:: Information provided ::
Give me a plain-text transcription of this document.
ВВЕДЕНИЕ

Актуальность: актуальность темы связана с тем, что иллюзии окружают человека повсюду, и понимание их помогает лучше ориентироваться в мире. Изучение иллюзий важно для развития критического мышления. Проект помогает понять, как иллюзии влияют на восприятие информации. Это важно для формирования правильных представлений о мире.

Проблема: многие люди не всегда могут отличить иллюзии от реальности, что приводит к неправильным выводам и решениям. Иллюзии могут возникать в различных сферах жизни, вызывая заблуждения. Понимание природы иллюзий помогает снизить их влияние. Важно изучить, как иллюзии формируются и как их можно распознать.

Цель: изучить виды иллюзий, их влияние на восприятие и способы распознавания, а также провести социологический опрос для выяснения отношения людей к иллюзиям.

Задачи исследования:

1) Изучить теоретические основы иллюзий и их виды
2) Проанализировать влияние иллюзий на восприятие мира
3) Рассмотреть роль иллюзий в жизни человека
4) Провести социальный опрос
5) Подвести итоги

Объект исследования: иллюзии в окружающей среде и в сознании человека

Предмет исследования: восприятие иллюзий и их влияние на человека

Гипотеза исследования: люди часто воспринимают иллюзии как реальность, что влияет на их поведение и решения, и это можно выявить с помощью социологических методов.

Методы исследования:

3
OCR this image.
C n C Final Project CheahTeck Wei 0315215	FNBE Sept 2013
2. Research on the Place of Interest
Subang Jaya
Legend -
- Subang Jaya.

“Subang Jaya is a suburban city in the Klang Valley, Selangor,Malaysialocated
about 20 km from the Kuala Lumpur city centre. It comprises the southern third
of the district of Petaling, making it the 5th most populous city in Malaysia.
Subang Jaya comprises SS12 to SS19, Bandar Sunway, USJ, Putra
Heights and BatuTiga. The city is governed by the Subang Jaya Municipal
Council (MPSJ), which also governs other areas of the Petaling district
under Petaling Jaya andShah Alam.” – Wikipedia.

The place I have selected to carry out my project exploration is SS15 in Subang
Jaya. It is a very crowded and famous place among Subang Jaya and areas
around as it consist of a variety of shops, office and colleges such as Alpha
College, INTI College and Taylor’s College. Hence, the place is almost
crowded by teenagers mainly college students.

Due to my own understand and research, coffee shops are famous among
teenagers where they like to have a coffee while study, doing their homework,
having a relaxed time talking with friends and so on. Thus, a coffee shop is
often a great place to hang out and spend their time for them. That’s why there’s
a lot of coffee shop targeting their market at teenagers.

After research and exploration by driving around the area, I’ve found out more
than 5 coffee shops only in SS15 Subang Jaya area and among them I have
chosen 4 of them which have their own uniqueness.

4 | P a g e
:::
Goal:
Gather all lines from the listing above in which "можно" occurs.

The result:
Проблема: многие люди не всегда могут отличить иллюзии от реальности, что приводит к неправильным выводам и решениям. Иллюзии могут возникать в различных сферах жизни, вызывая заблуждения. Понимание природы иллюзий помогает снизить их влияние. Важно изучить, как иллюзии формируются и как их можно распознать.
Гипотеза исследования: люди часто воспринимают иллюзии как реальность, что влияет на их поведение и решения, и это можно выявить с помощью социологических методов.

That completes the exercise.